WHAT IS NEEDED
Find the word "variability" in the material below and gather every line that contains it.

— start DATA —

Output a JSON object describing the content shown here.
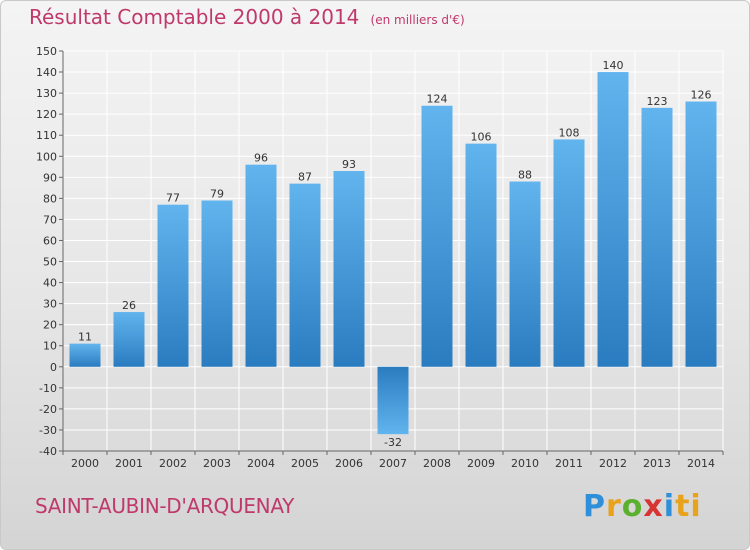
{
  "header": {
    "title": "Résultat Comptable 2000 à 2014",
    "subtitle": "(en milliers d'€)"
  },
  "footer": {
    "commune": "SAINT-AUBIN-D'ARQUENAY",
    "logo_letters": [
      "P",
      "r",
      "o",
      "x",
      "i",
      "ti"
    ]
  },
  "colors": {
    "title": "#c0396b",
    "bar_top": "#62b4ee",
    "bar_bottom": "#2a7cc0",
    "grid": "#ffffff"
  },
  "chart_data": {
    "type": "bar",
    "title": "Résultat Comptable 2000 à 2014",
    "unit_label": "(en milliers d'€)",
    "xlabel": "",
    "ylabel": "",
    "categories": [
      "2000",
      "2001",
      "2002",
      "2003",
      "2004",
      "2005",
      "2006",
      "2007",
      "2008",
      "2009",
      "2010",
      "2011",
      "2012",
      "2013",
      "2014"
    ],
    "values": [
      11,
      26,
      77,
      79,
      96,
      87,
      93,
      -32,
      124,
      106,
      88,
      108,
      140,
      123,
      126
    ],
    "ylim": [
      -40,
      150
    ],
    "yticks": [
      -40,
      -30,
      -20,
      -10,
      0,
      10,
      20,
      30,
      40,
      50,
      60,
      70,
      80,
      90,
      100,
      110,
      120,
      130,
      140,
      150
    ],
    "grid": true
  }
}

— end DATA —
— start DATA —

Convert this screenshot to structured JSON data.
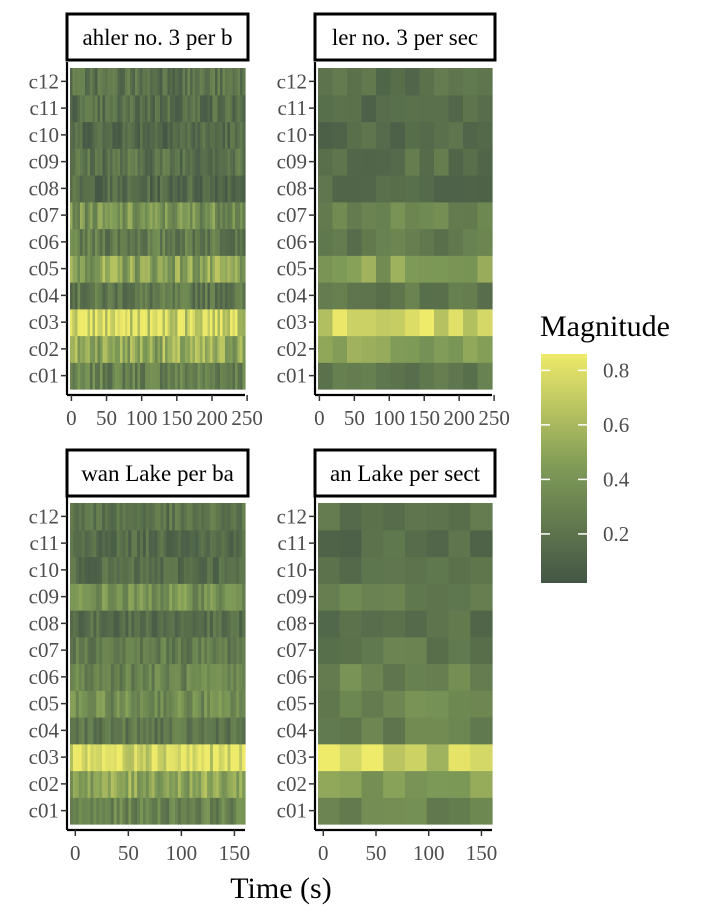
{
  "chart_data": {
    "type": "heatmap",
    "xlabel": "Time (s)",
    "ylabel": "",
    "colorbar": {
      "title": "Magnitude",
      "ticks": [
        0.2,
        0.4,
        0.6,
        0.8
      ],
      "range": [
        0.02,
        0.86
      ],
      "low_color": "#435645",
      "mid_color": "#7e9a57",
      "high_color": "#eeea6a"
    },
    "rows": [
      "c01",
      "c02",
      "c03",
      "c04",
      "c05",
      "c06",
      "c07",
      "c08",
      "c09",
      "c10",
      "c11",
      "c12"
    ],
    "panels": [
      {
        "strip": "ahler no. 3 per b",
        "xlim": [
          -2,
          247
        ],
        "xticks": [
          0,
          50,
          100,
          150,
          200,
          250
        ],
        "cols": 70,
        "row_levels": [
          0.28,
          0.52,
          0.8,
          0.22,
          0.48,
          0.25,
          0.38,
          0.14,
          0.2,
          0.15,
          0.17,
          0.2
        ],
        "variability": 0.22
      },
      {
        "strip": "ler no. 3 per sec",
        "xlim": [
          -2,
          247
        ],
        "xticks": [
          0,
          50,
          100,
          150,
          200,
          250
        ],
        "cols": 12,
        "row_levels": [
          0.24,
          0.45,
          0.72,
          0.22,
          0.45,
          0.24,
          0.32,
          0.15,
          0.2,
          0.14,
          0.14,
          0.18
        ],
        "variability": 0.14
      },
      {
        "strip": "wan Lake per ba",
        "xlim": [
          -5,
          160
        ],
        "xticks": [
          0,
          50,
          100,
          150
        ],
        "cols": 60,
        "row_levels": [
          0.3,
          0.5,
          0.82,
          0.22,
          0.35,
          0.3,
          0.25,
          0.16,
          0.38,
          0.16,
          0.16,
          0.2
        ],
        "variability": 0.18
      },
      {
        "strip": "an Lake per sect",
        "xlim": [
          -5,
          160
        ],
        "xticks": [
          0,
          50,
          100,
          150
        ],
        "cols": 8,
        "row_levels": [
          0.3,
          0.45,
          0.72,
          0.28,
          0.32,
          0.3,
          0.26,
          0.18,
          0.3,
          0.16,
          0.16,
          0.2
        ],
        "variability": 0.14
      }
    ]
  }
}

— end DATA —

WRITTEN REPLY
        "variability": 0.22
        "variability": 0.14
        "variability": 0.18
        "variability": 0.14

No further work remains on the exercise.